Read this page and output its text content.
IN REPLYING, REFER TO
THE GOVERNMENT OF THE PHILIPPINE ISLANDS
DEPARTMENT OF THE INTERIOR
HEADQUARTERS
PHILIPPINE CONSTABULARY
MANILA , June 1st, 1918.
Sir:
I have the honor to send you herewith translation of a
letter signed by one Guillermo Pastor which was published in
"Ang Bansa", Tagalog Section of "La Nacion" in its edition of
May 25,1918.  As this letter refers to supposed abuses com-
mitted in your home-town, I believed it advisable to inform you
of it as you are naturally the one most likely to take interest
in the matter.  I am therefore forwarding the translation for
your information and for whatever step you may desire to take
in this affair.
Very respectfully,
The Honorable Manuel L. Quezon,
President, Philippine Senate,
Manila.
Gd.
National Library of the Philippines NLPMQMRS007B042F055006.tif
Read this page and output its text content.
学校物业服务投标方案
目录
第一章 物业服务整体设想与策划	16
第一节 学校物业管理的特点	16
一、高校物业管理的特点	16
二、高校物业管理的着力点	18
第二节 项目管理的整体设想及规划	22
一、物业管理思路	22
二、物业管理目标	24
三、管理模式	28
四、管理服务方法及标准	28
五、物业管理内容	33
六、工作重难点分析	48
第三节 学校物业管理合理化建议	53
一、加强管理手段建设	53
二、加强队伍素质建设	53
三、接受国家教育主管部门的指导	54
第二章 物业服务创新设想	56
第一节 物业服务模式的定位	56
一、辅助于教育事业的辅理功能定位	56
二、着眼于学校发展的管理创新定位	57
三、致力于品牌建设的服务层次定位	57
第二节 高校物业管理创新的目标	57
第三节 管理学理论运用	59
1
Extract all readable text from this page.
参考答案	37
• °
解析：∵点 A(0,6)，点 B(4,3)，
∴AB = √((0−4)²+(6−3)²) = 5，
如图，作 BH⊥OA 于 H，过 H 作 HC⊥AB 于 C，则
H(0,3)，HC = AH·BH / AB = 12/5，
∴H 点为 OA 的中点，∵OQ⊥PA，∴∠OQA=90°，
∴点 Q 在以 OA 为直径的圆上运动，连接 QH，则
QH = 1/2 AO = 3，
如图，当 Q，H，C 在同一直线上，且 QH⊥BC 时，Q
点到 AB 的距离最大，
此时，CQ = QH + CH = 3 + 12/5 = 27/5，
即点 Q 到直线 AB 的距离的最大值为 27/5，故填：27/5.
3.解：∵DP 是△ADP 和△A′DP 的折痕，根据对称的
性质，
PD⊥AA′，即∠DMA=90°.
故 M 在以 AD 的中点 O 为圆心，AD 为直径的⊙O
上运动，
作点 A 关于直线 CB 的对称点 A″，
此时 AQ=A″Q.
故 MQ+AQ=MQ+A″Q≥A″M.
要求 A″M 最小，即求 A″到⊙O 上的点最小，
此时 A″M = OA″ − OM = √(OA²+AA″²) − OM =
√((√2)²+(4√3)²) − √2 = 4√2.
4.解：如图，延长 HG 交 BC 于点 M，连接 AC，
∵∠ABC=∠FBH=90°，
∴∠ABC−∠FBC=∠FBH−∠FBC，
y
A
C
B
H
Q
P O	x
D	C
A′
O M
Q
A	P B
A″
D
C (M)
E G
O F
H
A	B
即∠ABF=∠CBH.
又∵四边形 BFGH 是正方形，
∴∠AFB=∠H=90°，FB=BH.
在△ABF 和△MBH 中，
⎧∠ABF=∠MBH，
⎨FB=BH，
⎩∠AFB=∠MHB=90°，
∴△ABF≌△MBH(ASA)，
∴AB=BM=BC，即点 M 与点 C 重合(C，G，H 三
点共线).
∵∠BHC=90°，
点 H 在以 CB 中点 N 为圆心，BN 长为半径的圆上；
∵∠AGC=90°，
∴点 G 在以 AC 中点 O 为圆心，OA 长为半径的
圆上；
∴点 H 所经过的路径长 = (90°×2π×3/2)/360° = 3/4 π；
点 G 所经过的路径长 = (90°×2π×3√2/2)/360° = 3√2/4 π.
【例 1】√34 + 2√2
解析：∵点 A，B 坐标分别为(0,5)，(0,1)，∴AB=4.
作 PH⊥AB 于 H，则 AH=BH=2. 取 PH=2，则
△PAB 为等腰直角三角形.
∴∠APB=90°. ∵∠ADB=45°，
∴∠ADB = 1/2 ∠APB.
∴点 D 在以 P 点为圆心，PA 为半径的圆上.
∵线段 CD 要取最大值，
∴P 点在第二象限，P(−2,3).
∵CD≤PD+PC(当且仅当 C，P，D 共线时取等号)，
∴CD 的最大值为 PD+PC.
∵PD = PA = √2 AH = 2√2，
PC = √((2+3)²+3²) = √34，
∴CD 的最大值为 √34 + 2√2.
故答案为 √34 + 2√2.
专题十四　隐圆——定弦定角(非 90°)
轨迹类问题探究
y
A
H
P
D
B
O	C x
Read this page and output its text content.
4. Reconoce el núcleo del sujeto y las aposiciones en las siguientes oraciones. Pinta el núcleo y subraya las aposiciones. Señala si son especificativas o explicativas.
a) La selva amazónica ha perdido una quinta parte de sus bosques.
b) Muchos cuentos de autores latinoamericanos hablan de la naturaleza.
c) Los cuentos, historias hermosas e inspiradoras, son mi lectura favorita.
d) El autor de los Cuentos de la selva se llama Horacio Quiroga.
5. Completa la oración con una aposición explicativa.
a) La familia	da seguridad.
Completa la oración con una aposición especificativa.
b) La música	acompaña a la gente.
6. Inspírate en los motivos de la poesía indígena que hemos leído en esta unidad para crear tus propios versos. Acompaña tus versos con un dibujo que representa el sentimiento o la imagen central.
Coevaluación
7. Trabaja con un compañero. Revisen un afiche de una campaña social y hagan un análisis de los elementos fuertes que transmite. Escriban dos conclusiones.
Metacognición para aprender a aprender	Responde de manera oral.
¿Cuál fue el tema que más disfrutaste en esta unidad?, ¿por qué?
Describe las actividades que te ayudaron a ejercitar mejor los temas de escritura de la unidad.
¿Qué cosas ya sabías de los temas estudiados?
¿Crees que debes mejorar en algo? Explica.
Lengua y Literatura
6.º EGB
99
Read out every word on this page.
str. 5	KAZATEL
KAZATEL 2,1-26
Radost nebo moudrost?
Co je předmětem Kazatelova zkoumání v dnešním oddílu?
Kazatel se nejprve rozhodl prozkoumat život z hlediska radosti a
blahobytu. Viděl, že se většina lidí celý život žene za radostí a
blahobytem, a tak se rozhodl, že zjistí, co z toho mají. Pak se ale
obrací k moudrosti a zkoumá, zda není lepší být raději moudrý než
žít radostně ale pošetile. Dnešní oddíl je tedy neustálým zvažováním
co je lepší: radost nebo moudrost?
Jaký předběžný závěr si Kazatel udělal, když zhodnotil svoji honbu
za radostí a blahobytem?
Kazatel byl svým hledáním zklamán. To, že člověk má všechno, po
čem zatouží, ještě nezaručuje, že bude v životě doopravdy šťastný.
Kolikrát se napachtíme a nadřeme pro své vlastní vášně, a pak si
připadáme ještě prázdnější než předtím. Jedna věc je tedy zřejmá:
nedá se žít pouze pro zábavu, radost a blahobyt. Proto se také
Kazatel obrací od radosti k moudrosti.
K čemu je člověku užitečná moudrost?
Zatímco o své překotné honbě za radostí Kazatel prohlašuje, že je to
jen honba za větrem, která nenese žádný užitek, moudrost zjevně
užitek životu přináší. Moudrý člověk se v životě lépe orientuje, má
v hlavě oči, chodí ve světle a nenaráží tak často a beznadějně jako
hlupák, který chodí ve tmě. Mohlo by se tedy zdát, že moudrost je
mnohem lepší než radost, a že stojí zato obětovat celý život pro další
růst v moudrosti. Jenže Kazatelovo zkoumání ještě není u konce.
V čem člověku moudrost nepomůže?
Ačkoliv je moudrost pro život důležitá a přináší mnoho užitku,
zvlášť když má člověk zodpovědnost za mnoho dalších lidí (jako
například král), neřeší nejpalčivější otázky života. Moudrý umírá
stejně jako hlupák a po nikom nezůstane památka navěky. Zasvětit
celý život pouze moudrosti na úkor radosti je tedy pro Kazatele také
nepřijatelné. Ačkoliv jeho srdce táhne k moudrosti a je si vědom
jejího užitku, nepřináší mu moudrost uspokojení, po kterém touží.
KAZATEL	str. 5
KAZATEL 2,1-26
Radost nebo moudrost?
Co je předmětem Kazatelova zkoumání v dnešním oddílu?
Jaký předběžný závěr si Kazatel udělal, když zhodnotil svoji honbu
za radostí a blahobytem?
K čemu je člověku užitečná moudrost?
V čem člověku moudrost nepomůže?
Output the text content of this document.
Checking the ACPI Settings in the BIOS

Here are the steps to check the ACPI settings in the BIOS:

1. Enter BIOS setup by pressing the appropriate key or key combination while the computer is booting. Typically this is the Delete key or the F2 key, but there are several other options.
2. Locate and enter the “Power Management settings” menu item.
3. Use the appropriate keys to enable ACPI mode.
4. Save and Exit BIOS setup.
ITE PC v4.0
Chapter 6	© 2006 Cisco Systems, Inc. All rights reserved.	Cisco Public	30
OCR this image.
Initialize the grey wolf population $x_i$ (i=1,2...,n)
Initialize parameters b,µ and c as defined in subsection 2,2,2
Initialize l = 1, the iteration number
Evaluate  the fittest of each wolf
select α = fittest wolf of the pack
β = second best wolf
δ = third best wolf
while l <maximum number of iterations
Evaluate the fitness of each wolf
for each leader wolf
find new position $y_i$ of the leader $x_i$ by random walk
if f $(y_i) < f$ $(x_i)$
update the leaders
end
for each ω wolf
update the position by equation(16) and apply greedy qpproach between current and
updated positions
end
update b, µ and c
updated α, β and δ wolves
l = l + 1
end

**What is asked**
Gather every line from the listing above in which "unidad" appears, and copy those lines.

**Result**
6. Inspírate en los motivos de la poesía indígena que hemos leído en esta unidad para crear tus propios versos. Acompaña tus versos con un dibujo que representa el sentimiento o la imagen central.
¿Cuál fue el tema que más disfrutaste en esta unidad?, ¿por qué?
Describe las actividades que te ayudaron a ejercitar mejor los temas de escritura de la unidad.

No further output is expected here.